• _To do_: Pick out all lines with the word "data" from the records that follow.

• _Material for the task_:
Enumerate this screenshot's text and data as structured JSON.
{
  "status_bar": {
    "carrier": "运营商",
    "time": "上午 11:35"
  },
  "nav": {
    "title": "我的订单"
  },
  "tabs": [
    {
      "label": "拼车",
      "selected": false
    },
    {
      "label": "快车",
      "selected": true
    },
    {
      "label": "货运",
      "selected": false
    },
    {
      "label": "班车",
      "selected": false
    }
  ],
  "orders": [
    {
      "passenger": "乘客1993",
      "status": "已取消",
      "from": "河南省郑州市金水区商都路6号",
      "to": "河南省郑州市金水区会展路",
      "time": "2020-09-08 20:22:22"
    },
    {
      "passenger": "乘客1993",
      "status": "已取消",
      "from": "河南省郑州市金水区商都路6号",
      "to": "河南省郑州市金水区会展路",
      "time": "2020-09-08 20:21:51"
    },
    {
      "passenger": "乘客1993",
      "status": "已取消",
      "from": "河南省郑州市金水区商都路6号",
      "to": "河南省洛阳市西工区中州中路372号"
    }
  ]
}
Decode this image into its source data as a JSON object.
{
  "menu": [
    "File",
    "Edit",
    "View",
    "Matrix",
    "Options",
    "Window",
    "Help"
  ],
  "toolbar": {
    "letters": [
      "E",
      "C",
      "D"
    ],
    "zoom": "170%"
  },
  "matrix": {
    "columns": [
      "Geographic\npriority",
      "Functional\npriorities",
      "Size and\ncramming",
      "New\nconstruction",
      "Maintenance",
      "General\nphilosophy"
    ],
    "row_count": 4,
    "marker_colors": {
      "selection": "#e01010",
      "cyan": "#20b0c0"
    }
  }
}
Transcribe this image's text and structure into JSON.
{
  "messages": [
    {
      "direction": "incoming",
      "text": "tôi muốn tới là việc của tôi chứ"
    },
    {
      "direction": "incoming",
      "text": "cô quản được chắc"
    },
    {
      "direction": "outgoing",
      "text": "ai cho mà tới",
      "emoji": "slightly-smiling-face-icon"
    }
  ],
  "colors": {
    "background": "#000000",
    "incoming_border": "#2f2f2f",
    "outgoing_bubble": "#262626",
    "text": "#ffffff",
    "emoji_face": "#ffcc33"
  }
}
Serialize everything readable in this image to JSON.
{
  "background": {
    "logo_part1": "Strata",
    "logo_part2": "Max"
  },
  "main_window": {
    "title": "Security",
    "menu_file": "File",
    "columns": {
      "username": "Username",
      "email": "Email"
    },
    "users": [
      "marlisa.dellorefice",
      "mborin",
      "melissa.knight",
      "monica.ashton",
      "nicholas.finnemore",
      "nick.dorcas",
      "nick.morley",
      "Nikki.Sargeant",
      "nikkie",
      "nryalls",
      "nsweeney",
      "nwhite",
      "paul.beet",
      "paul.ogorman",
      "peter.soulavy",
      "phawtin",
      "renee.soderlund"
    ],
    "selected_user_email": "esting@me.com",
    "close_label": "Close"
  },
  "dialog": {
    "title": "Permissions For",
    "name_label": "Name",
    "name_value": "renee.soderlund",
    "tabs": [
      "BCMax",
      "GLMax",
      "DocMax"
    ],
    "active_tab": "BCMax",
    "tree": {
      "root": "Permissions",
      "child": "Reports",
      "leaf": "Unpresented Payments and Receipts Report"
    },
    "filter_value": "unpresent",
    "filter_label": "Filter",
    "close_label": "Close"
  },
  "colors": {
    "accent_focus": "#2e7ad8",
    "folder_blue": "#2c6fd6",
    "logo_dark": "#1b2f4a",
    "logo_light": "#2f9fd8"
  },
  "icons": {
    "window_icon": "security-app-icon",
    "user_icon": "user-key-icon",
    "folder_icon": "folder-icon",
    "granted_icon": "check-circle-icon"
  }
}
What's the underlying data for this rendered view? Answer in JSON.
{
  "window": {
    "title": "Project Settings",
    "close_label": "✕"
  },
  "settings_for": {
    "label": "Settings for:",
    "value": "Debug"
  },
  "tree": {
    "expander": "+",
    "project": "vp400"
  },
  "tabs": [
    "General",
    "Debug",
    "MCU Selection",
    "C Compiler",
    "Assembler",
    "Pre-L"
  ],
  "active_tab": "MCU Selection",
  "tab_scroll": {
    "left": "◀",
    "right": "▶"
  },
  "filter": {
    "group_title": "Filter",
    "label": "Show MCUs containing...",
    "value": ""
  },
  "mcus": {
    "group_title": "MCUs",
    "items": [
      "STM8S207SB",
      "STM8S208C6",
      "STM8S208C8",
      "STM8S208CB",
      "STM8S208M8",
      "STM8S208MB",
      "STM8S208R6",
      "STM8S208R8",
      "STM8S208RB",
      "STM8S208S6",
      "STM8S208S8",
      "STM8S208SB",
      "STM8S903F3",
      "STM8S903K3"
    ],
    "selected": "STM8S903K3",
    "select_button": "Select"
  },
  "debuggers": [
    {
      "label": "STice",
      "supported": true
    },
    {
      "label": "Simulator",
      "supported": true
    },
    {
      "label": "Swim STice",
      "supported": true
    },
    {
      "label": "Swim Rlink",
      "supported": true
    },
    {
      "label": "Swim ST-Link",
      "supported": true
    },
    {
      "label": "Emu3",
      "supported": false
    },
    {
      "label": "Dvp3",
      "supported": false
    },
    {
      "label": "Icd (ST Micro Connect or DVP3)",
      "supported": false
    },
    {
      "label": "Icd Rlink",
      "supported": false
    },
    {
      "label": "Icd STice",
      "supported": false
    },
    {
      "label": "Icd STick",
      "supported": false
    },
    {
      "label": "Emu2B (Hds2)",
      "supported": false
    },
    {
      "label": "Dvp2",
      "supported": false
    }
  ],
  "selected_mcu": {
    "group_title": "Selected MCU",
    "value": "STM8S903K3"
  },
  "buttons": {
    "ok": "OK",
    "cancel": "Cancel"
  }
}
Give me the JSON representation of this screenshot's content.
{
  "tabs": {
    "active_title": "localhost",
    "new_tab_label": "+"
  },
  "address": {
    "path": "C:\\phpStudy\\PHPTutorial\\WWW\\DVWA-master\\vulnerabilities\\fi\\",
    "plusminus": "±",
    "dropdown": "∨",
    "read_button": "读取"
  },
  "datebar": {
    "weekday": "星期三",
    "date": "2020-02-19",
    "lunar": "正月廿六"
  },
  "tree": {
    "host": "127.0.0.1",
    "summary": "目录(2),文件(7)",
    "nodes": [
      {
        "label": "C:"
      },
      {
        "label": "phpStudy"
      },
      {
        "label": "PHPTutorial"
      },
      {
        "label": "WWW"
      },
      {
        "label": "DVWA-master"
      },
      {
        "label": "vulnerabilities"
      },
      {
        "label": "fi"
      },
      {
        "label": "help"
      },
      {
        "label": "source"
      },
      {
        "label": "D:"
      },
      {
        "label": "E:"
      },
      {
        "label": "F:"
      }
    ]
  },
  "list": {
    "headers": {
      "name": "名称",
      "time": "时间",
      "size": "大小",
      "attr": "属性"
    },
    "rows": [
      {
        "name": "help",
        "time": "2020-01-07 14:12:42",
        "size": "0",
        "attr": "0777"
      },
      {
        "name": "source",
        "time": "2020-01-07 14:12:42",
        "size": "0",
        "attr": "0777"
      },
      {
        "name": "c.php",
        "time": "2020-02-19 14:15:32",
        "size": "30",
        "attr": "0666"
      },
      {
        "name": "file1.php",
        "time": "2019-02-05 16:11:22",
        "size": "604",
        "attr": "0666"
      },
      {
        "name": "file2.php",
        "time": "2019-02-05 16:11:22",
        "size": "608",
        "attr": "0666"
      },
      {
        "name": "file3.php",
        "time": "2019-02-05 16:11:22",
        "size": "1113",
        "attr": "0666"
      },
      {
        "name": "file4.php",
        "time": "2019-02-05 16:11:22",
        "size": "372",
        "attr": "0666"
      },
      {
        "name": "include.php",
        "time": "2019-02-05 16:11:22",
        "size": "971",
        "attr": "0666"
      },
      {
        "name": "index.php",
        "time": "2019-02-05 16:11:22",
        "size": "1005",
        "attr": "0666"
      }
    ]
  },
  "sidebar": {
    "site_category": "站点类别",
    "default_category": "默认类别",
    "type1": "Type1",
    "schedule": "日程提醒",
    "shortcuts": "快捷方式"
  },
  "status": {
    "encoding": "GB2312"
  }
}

• _Answer to the problem_:
Enumerate this screenshot's text and data as structured JSON.
Decode this image into its source data as a JSON object.
What's the underlying data for this rendered view? Answer in JSON.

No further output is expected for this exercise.